Record list.
==================================================

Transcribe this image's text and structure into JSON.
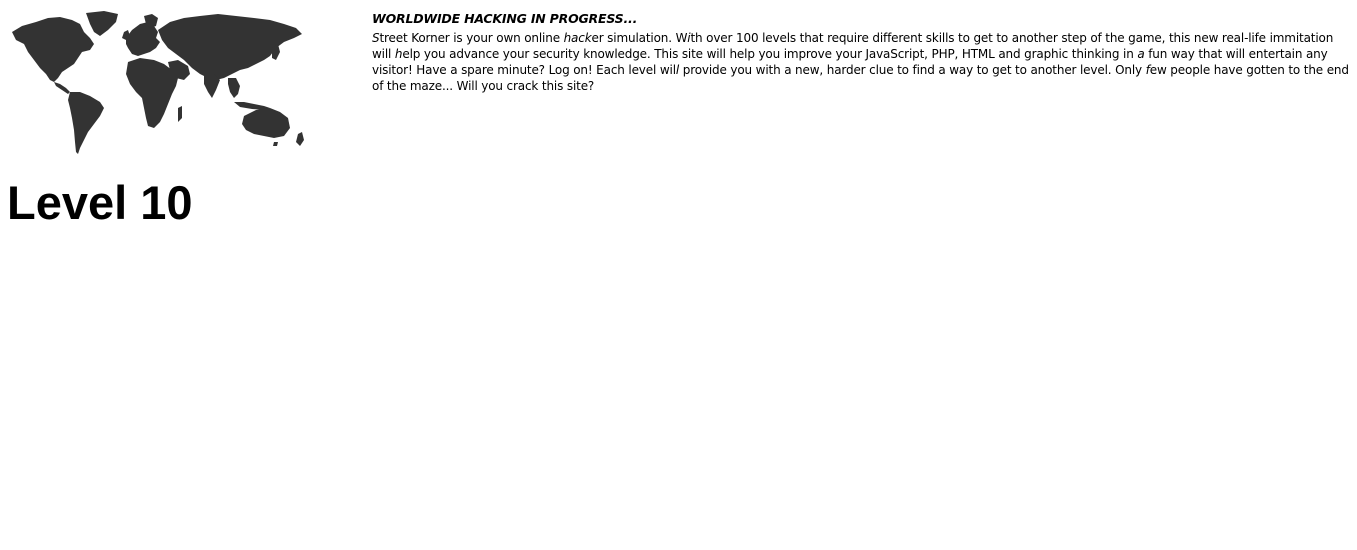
{
  "header": {
    "map_image": "world-map",
    "map_color": "#333333"
  },
  "intro": {
    "headline": "WORLDWIDE HACKING IN PROGRESS...",
    "segments": [
      {
        "text": "S",
        "italic": true
      },
      {
        "text": "treet Korner is your own online ",
        "italic": false
      },
      {
        "text": "hack",
        "italic": true
      },
      {
        "text": "er simulation. W",
        "italic": false
      },
      {
        "text": "i",
        "italic": true
      },
      {
        "text": "th over 100 levels that require different skills to get to another step of the game, this new real-life immitation will ",
        "italic": false
      },
      {
        "text": "h",
        "italic": true
      },
      {
        "text": "elp you advance your security knowledge. This site will help you improve your JavaScript, PHP, HTML and graphic thinking in ",
        "italic": false
      },
      {
        "text": "a",
        "italic": true
      },
      {
        "text": " fun way that will entertain any visitor! Have a spare minute? Log on! Each level wil",
        "italic": false
      },
      {
        "text": "l",
        "italic": true
      },
      {
        "text": " provide you with a new, harder clue to find a way to get to another level. Only ",
        "italic": false
      },
      {
        "text": "f",
        "italic": true
      },
      {
        "text": "ew people have gotten to the end of the maze... Will you crack this site?",
        "italic": false
      }
    ]
  },
  "level": {
    "title": "Level 10"
  }
}
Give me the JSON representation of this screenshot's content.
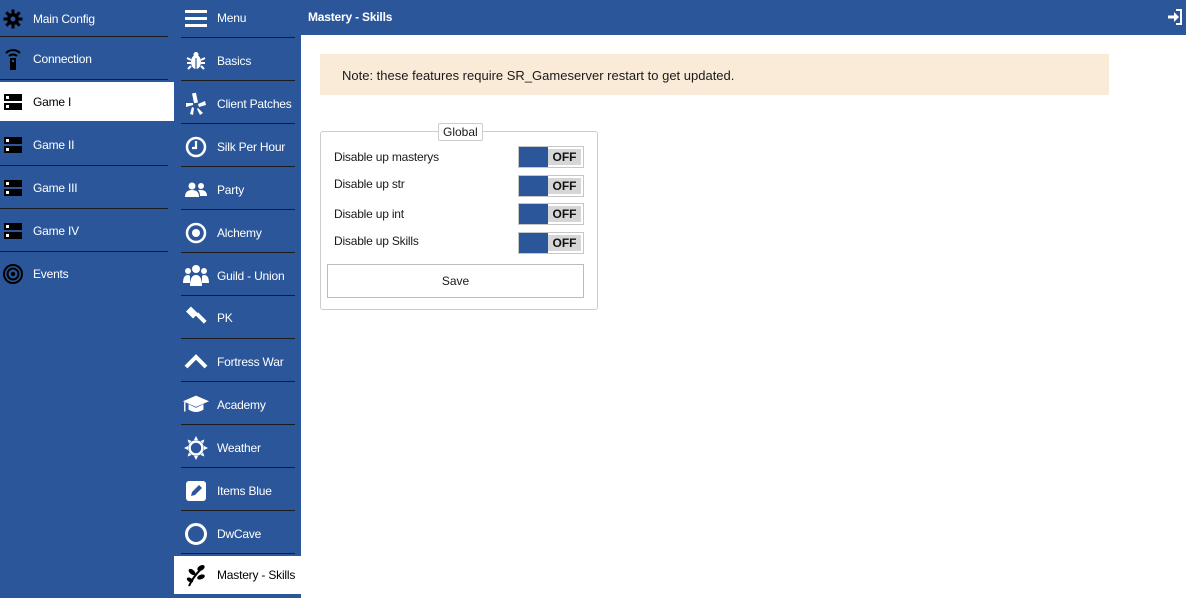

==================================================

Your task.
Transcribe the records verbatim and omit the images.

Response.
Transcribe this image's text and structure into JSON.
{
  "header": {
    "map_image": "world-map",
    "map_color": "#333333"
  },
  "intro": {
    "headline": "WORLDWIDE HACKING IN PROGRESS...",
    "segments": [
      {
        "text": "S",
        "italic": true
      },
      {
        "text": "treet Korner is your own online ",
        "italic": false
      },
      {
        "text": "hack",
        "italic": true
      },
      {
        "text": "er simulation. W",
        "italic": false
      },
      {
        "text": "i",
        "italic": true
      },
      {
        "text": "th over 100 levels that require different skills to get to another step of the game, this new real-life immitation will ",
        "italic": false
      },
      {
        "text": "h",
        "italic": true
      },
      {
        "text": "elp you advance your security knowledge. This site will help you improve your JavaScript, PHP, HTML and graphic thinking in ",
        "italic": false
      },
      {
        "text": "a",
        "italic": true
      },
      {
        "text": " fun way that will entertain any visitor! Have a spare minute? Log on! Each level wil",
        "italic": false
      },
      {
        "text": "l",
        "italic": true
      },
      {
        "text": " provide you with a new, harder clue to find a way to get to another level. Only ",
        "italic": false
      },
      {
        "text": "f",
        "italic": true
      },
      {
        "text": "ew people have gotten to the end of the maze... Will you crack this site?",
        "italic": false
      }
    ]
  },
  "level": {
    "title": "Level 10"
  }
}
Give me the JSON representation of this screenshot's content.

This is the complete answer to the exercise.